Short task: Swap "legend-label" for "legend-entry" everywhere in the listing below and reproduce it with nothing else altered. Leave the pictures out of your answer.

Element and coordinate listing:
********************
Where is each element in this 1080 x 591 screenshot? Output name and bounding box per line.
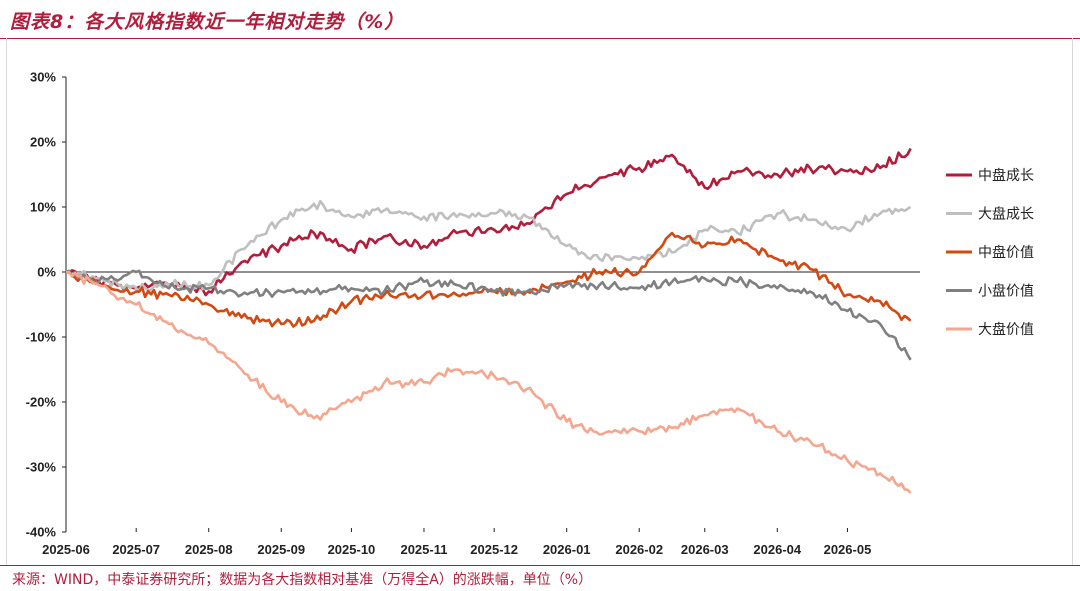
series-line-2 — [66, 199, 912, 293]
x-tick-label: 2026-05 — [824, 542, 872, 557]
x-tick-label: 2025-10 — [328, 542, 376, 557]
figure-title: 图表8：各大风格指数近一年相对走势（%） — [10, 11, 405, 33]
series-line-1 — [65, 147, 912, 297]
series-lines — [65, 147, 912, 494]
legend-label: 中盘价值 — [978, 244, 1034, 261]
x-tick-label: 2026-03 — [681, 542, 729, 557]
y-tick-label: 0% — [37, 265, 56, 280]
frame-left-border — [6, 38, 7, 566]
x-tick-label: 2026-02 — [615, 542, 663, 557]
legend-label: 大盘价值 — [978, 321, 1034, 338]
y-tick-label: -10% — [26, 330, 57, 345]
y-tick-label: 10% — [30, 200, 56, 215]
y-tick-label: -20% — [26, 395, 57, 410]
legend-label: 中盘成长 — [978, 167, 1034, 184]
y-tick-label: -40% — [26, 525, 57, 540]
source-note: 来源：WIND，中泰证券研究所；数据为各大指数相对基准（万得全A）的涨跌幅，单位… — [12, 572, 593, 588]
y-axis: 30% 20% 10% 0% -10% -20% -30% -40% — [26, 70, 67, 540]
y-tick-label: 30% — [30, 70, 56, 85]
line-chart: 30%20%10%0%-10%-20%-30%-40% 2025-06 2025-… — [26, 70, 1034, 558]
x-tick-label: 2025-11 — [400, 542, 447, 557]
x-tick-label: 2026-04 — [753, 542, 801, 557]
series-line-3 — [65, 231, 912, 328]
legend-label: 小盘价值 — [978, 283, 1034, 300]
x-tick-label: 2025-12 — [470, 542, 518, 557]
x-tick-label: 2025-09 — [257, 542, 305, 557]
source-bar: 来源：WIND，中泰证券研究所；数据为各大指数相对基准（万得全A）的涨跌幅，单位… — [0, 565, 1080, 590]
x-tick-label: 2025-07 — [112, 542, 160, 557]
legend-label: 大盘成长 — [978, 206, 1034, 223]
frame-right-border — [1072, 38, 1073, 566]
series-line-5 — [65, 270, 912, 494]
y-tick-label: 20% — [30, 135, 56, 150]
series-line-4 — [65, 269, 912, 361]
x-axis: 2025-06 2025-07 2025-08 2025-09 2025-10 2025-… — [42, 271, 920, 557]
y-tick-label: -30% — [26, 460, 57, 475]
x-tick-label: 2025-06 — [42, 542, 90, 557]
x-tick-label: 2026-01 — [543, 542, 591, 557]
title-bar: 图表8：各大风格指数近一年相对走势（%） — [0, 0, 1080, 39]
x-tick-label: 2025-08 — [185, 542, 233, 557]
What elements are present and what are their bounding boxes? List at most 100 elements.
********************
The completed task:
Where is each element in this 1080 x 591 screenshot? Output name and bounding box per line.
series-line-2 — [66, 199, 912, 293]
x-tick-label: 2026-05 — [824, 542, 872, 557]
x-tick-label: 2025-10 — [328, 542, 376, 557]
figure-title: 图表8：各大风格指数近一年相对走势（%） — [10, 11, 405, 33]
series-line-1 — [65, 147, 912, 297]
series-lines — [65, 147, 912, 494]
legend-entry: 中盘价值 — [978, 244, 1034, 261]
x-tick-label: 2026-03 — [681, 542, 729, 557]
y-tick-label: 0% — [37, 265, 56, 280]
frame-left-border — [6, 38, 7, 566]
x-tick-label: 2026-02 — [615, 542, 663, 557]
legend-entry: 大盘价值 — [978, 321, 1034, 338]
y-tick-label: -10% — [26, 330, 57, 345]
y-tick-label: 10% — [30, 200, 56, 215]
y-tick-label: -20% — [26, 395, 57, 410]
legend-entry: 中盘成长 — [978, 167, 1034, 184]
y-tick-label: -40% — [26, 525, 57, 540]
source-note: 来源：WIND，中泰证券研究所；数据为各大指数相对基准（万得全A）的涨跌幅，单位… — [12, 572, 593, 588]
y-axis: 30% 20% 10% 0% -10% -20% -30% -40% — [26, 70, 67, 540]
y-tick-label: 30% — [30, 70, 56, 85]
line-chart: 30%20%10%0%-10%-20%-30%-40% 2025-06 2025-… — [26, 70, 1034, 558]
x-tick-label: 2025-11 — [400, 542, 447, 557]
x-tick-label: 2026-04 — [753, 542, 801, 557]
series-line-3 — [65, 231, 912, 328]
legend-entry: 小盘价值 — [978, 283, 1034, 300]
x-tick-label: 2025-12 — [470, 542, 518, 557]
x-tick-label: 2025-09 — [257, 542, 305, 557]
source-bar: 来源：WIND，中泰证券研究所；数据为各大指数相对基准（万得全A）的涨跌幅，单位… — [0, 565, 1080, 590]
x-tick-label: 2025-07 — [112, 542, 160, 557]
legend-entry: 大盘成长 — [978, 206, 1034, 223]
frame-right-border — [1072, 38, 1073, 566]
series-line-5 — [65, 270, 912, 494]
y-tick-label: 20% — [30, 135, 56, 150]
series-line-4 — [65, 269, 912, 361]
x-axis: 2025-06 2025-07 2025-08 2025-09 2025-10 2025-… — [42, 271, 920, 557]
y-tick-label: -30% — [26, 460, 57, 475]
x-tick-label: 2025-06 — [42, 542, 90, 557]
x-tick-label: 2026-01 — [543, 542, 591, 557]
title-bar: 图表8：各大风格指数近一年相对走势（%） — [0, 0, 1080, 39]
x-tick-label: 2025-08 — [185, 542, 233, 557]
What elements are present and what are their bounding boxes? List at most 100 elements.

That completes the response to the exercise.